### Exercise prompt
Reproduce all the lines below exactly and omit the images.

── Input rows

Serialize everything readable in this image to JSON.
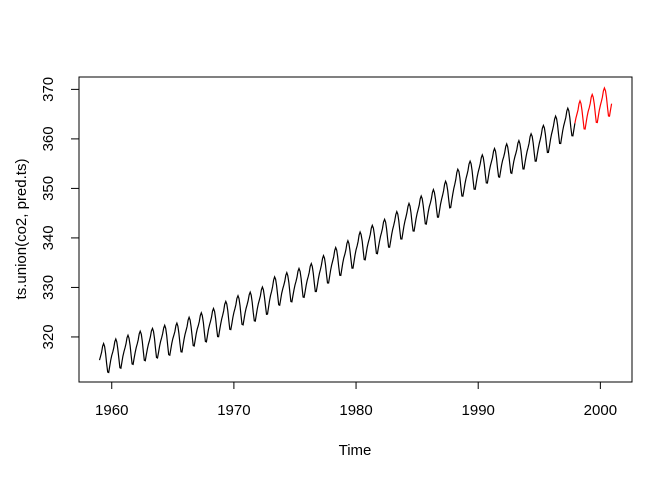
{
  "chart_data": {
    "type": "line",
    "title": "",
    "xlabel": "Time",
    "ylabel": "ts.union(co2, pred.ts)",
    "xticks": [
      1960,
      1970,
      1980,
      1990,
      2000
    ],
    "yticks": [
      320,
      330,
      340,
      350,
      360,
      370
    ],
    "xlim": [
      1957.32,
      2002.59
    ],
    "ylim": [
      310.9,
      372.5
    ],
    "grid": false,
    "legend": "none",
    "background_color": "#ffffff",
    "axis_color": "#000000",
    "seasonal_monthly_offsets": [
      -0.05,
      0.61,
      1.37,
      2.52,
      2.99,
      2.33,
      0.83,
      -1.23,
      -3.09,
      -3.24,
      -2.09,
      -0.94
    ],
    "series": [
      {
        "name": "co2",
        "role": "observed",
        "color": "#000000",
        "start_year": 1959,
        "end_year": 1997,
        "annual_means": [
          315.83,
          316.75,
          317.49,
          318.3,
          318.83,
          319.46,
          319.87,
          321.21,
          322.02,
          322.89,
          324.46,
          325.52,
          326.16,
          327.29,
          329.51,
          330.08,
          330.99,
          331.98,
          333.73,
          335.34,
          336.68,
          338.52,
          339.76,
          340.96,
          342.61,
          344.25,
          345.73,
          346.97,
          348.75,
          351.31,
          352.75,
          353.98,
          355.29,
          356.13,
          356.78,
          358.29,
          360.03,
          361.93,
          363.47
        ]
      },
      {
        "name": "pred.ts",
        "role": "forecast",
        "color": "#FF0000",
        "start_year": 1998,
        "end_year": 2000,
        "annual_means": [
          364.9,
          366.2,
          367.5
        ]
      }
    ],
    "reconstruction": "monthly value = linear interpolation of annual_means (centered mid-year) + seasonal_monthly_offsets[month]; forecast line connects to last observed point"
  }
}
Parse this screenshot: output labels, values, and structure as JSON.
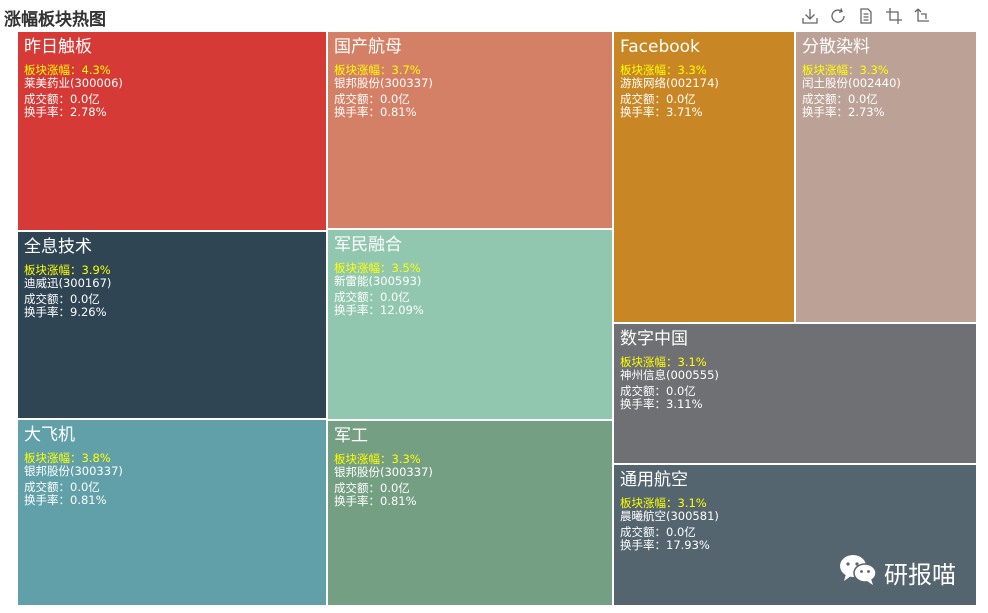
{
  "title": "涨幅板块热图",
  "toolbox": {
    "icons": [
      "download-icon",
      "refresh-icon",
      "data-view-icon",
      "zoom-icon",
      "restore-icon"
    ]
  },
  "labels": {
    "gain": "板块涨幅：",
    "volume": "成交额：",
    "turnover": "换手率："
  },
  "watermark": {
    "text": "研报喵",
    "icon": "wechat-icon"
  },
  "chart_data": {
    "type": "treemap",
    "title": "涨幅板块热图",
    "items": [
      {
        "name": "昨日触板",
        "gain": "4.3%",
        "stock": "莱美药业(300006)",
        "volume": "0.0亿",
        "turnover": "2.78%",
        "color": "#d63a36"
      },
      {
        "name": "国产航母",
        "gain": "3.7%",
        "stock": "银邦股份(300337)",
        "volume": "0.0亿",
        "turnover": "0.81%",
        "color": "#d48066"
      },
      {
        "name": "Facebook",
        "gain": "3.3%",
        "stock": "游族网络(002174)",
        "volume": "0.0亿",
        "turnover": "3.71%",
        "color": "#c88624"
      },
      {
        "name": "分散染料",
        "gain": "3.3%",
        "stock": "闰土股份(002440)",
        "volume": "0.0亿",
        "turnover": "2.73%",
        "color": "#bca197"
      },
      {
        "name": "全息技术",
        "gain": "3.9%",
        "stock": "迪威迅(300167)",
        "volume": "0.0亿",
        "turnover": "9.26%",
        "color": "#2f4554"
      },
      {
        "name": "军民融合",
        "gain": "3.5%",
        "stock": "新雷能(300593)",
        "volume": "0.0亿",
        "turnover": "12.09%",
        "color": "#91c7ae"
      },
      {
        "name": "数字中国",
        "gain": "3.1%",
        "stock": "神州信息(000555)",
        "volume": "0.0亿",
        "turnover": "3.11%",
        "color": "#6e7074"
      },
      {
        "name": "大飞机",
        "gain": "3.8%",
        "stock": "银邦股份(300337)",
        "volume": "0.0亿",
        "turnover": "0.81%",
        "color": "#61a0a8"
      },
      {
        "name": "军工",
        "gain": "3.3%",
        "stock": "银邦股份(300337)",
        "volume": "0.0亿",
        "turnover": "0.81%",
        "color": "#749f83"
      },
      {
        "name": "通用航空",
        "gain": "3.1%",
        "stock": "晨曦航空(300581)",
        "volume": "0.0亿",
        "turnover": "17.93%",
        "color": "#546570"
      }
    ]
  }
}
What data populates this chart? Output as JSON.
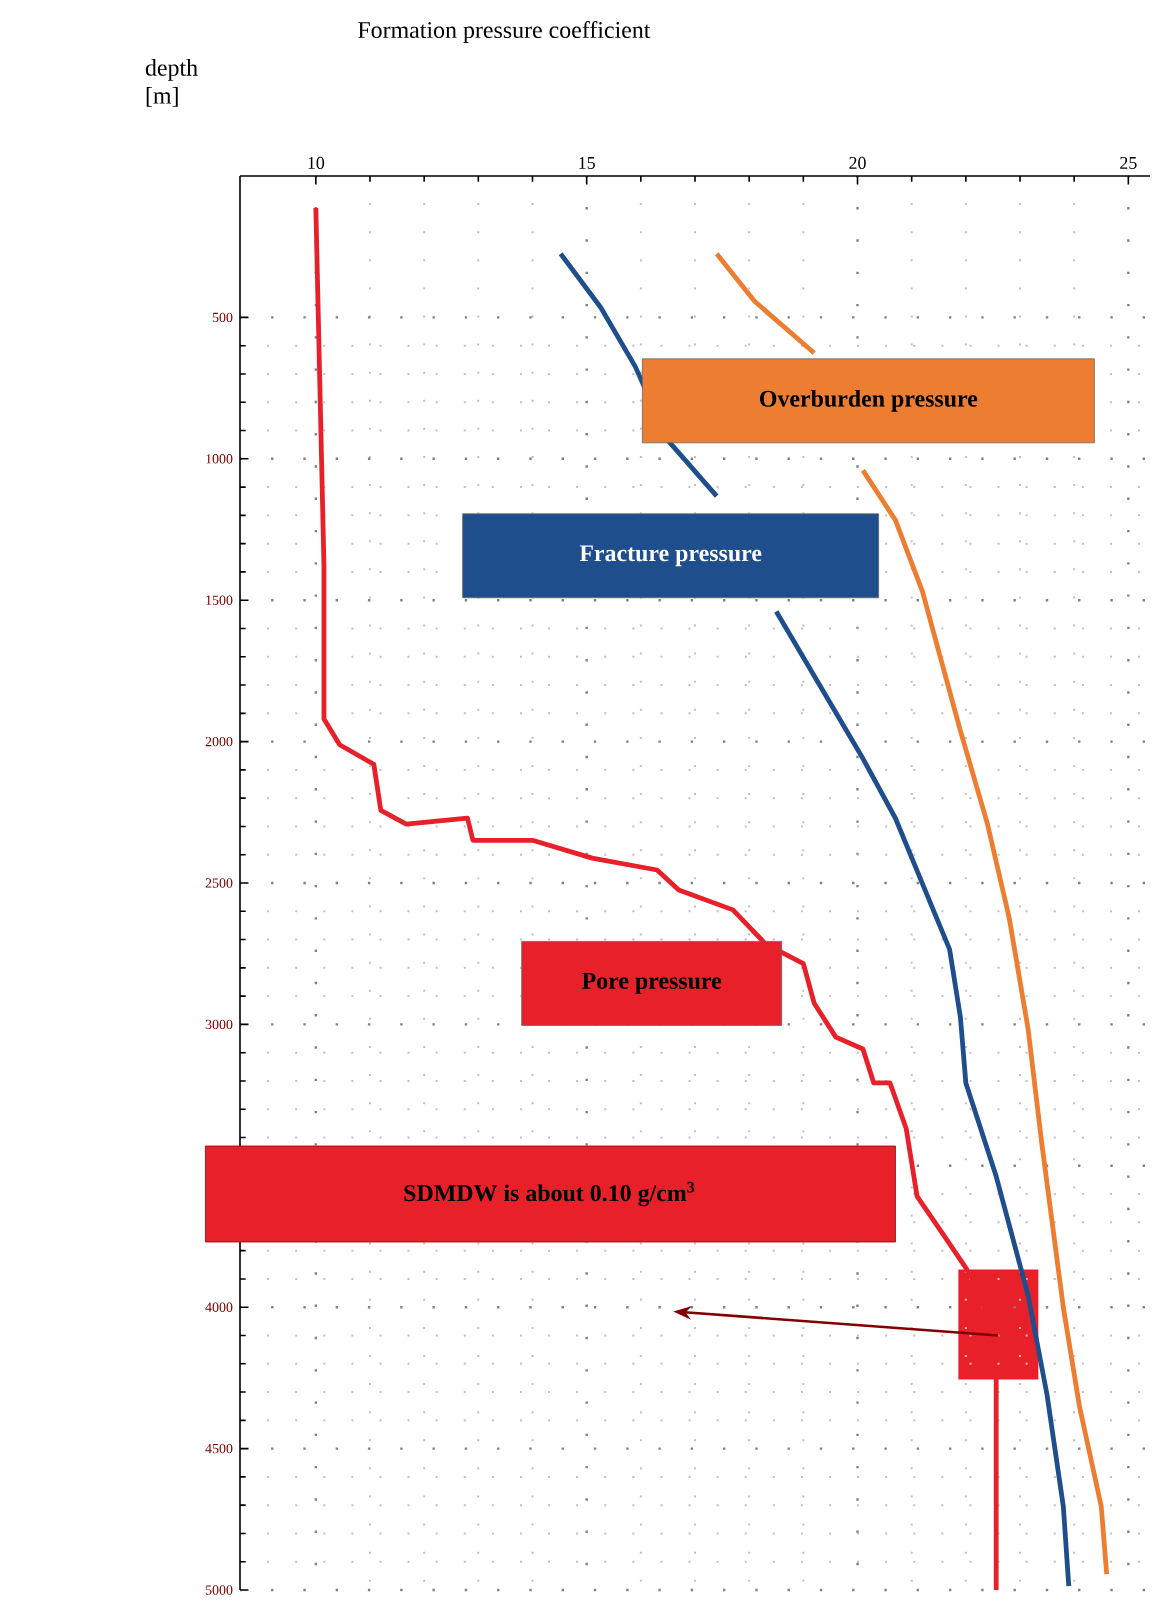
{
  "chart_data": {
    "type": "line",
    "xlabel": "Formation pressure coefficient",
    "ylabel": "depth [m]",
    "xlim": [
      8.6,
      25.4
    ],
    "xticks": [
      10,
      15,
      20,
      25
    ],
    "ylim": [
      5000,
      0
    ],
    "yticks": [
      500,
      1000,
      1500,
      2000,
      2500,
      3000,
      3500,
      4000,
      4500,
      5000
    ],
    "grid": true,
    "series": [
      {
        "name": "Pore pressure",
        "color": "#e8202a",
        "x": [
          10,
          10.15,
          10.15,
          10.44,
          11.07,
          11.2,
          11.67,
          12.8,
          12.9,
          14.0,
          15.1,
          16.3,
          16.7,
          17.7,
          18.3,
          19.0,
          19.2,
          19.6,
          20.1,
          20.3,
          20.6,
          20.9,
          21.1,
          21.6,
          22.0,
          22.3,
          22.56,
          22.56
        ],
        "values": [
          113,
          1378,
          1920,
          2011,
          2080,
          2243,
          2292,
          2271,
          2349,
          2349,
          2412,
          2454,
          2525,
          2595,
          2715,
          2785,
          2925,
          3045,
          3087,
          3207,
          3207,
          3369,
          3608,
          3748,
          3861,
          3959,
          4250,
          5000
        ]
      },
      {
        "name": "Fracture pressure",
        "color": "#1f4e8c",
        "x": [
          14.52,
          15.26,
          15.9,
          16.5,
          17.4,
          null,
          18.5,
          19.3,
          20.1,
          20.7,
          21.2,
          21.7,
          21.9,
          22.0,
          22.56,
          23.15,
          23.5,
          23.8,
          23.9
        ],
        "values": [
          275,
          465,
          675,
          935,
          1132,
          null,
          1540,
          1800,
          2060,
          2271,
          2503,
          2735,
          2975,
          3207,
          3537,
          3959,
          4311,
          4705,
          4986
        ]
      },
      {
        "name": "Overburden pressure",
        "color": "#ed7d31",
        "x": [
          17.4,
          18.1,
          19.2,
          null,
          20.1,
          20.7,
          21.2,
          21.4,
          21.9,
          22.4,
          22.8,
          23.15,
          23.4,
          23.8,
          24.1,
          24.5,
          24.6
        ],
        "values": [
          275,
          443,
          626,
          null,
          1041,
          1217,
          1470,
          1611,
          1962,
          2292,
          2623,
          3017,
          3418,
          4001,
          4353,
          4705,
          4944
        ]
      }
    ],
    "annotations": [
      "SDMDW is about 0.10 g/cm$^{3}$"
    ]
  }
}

────

### Expected answer
Serialize everything readable in this image to JSON.
{
  "chart_data": {
    "type": "line",
    "title": "",
    "xlabel": "Time",
    "ylabel": "ts.union(co2, pred.ts)",
    "xticks": [
      1960,
      1970,
      1980,
      1990,
      2000
    ],
    "yticks": [
      320,
      330,
      340,
      350,
      360,
      370
    ],
    "xlim": [
      1957.32,
      2002.59
    ],
    "ylim": [
      310.9,
      372.5
    ],
    "grid": false,
    "legend": "none",
    "background_color": "#ffffff",
    "axis_color": "#000000",
    "seasonal_monthly_offsets": [
      -0.05,
      0.61,
      1.37,
      2.52,
      2.99,
      2.33,
      0.83,
      -1.23,
      -3.09,
      -3.24,
      -2.09,
      -0.94
    ],
    "series": [
      {
        "name": "co2",
        "role": "observed",
        "color": "#000000",
        "start_year": 1959,
        "end_year": 1997,
        "annual_means": [
          315.83,
          316.75,
          317.49,
          318.3,
          318.83,
          319.46,
          319.87,
          321.21,
          322.02,
          322.89,
          324.46,
          325.52,
          326.16,
          327.29,
          329.51,
          330.08,
          330.99,
          331.98,
          333.73,
          335.34,
          336.68,
          338.52,
          339.76,
          340.96,
          342.61,
          344.25,
          345.73,
          346.97,
          348.75,
          351.31,
          352.75,
          353.98,
          355.29,
          356.13,
          356.78,
          358.29,
          360.03,
          361.93,
          363.47
        ]
      },
      {
        "name": "pred.ts",
        "role": "forecast",
        "color": "#FF0000",
        "start_year": 1998,
        "end_year": 2000,
        "annual_means": [
          364.9,
          366.2,
          367.5
        ]
      }
    ],
    "reconstruction": "monthly value = linear interpolation of annual_means (centered mid-year) + seasonal_monthly_offsets[month]; forecast line connects to last observed point"
  }
}
Parse this screenshot: output labels, values, and structure as JSON.
{
  "title": "涨幅板块热图",
  "toolbox": {
    "icons": [
      "download-icon",
      "refresh-icon",
      "data-view-icon",
      "zoom-icon",
      "restore-icon"
    ]
  },
  "labels": {
    "gain": "板块涨幅：",
    "volume": "成交额：",
    "turnover": "换手率："
  },
  "watermark": {
    "text": "研报喵",
    "icon": "wechat-icon"
  },
  "chart_data": {
    "type": "treemap",
    "title": "涨幅板块热图",
    "items": [
      {
        "name": "昨日触板",
        "gain": "4.3%",
        "stock": "莱美药业(300006)",
        "volume": "0.0亿",
        "turnover": "2.78%",
        "color": "#d63a36"
      },
      {
        "name": "国产航母",
        "gain": "3.7%",
        "stock": "银邦股份(300337)",
        "volume": "0.0亿",
        "turnover": "0.81%",
        "color": "#d48066"
      },
      {
        "name": "Facebook",
        "gain": "3.3%",
        "stock": "游族网络(002174)",
        "volume": "0.0亿",
        "turnover": "3.71%",
        "color": "#c88624"
      },
      {
        "name": "分散染料",
        "gain": "3.3%",
        "stock": "闰土股份(002440)",
        "volume": "0.0亿",
        "turnover": "2.73%",
        "color": "#bca197"
      },
      {
        "name": "全息技术",
        "gain": "3.9%",
        "stock": "迪威迅(300167)",
        "volume": "0.0亿",
        "turnover": "9.26%",
        "color": "#2f4554"
      },
      {
        "name": "军民融合",
        "gain": "3.5%",
        "stock": "新雷能(300593)",
        "volume": "0.0亿",
        "turnover": "12.09%",
        "color": "#91c7ae"
      },
      {
        "name": "数字中国",
        "gain": "3.1%",
        "stock": "神州信息(000555)",
        "volume": "0.0亿",
        "turnover": "3.11%",
        "color": "#6e7074"
      },
      {
        "name": "大飞机",
        "gain": "3.8%",
        "stock": "银邦股份(300337)",
        "volume": "0.0亿",
        "turnover": "0.81%",
        "color": "#61a0a8"
      },
      {
        "name": "军工",
        "gain": "3.3%",
        "stock": "银邦股份(300337)",
        "volume": "0.0亿",
        "turnover": "0.81%",
        "color": "#749f83"
      },
      {
        "name": "通用航空",
        "gain": "3.1%",
        "stock": "晨曦航空(300581)",
        "volume": "0.0亿",
        "turnover": "17.93%",
        "color": "#546570"
      }
    ]
  }
}
What data populates this chart? Output as JSON.
{
  "chart_data": {
    "type": "line",
    "xlabel": "Formation pressure coefficient",
    "ylabel": "depth [m]",
    "xlim": [
      8.6,
      25.4
    ],
    "xticks": [
      10,
      15,
      20,
      25
    ],
    "ylim": [
      5000,
      0
    ],
    "yticks": [
      500,
      1000,
      1500,
      2000,
      2500,
      3000,
      3500,
      4000,
      4500,
      5000
    ],
    "grid": true,
    "series": [
      {
        "name": "Pore pressure",
        "color": "#e8202a",
        "x": [
          10,
          10.15,
          10.15,
          10.44,
          11.07,
          11.2,
          11.67,
          12.8,
          12.9,
          14.0,
          15.1,
          16.3,
          16.7,
          17.7,
          18.3,
          19.0,
          19.2,
          19.6,
          20.1,
          20.3,
          20.6,
          20.9,
          21.1,
          21.6,
          22.0,
          22.3,
          22.56,
          22.56
        ],
        "values": [
          113,
          1378,
          1920,
          2011,
          2080,
          2243,
          2292,
          2271,
          2349,
          2349,
          2412,
          2454,
          2525,
          2595,
          2715,
          2785,
          2925,
          3045,
          3087,
          3207,
          3207,
          3369,
          3608,
          3748,
          3861,
          3959,
          4250,
          5000
        ]
      },
      {
        "name": "Fracture pressure",
        "color": "#1f4e8c",
        "x": [
          14.52,
          15.26,
          15.9,
          16.5,
          17.4,
          null,
          18.5,
          19.3,
          20.1,
          20.7,
          21.2,
          21.7,
          21.9,
          22.0,
          22.56,
          23.15,
          23.5,
          23.8,
          23.9
        ],
        "values": [
          275,
          465,
          675,
          935,
          1132,
          null,
          1540,
          1800,
          2060,
          2271,
          2503,
          2735,
          2975,
          3207,
          3537,
          3959,
          4311,
          4705,
          4986
        ]
      },
      {
        "name": "Overburden pressure",
        "color": "#ed7d31",
        "x": [
          17.4,
          18.1,
          19.2,
          null,
          20.1,
          20.7,
          21.2,
          21.4,
          21.9,
          22.4,
          22.8,
          23.15,
          23.4,
          23.8,
          24.1,
          24.5,
          24.6
        ],
        "values": [
          275,
          443,
          626,
          null,
          1041,
          1217,
          1470,
          1611,
          1962,
          2292,
          2623,
          3017,
          3418,
          4001,
          4353,
          4705,
          4944
        ]
      }
    ],
    "annotations": [
      "SDMDW is about 0.10 g/cm$^{3}$"
    ]
  }
}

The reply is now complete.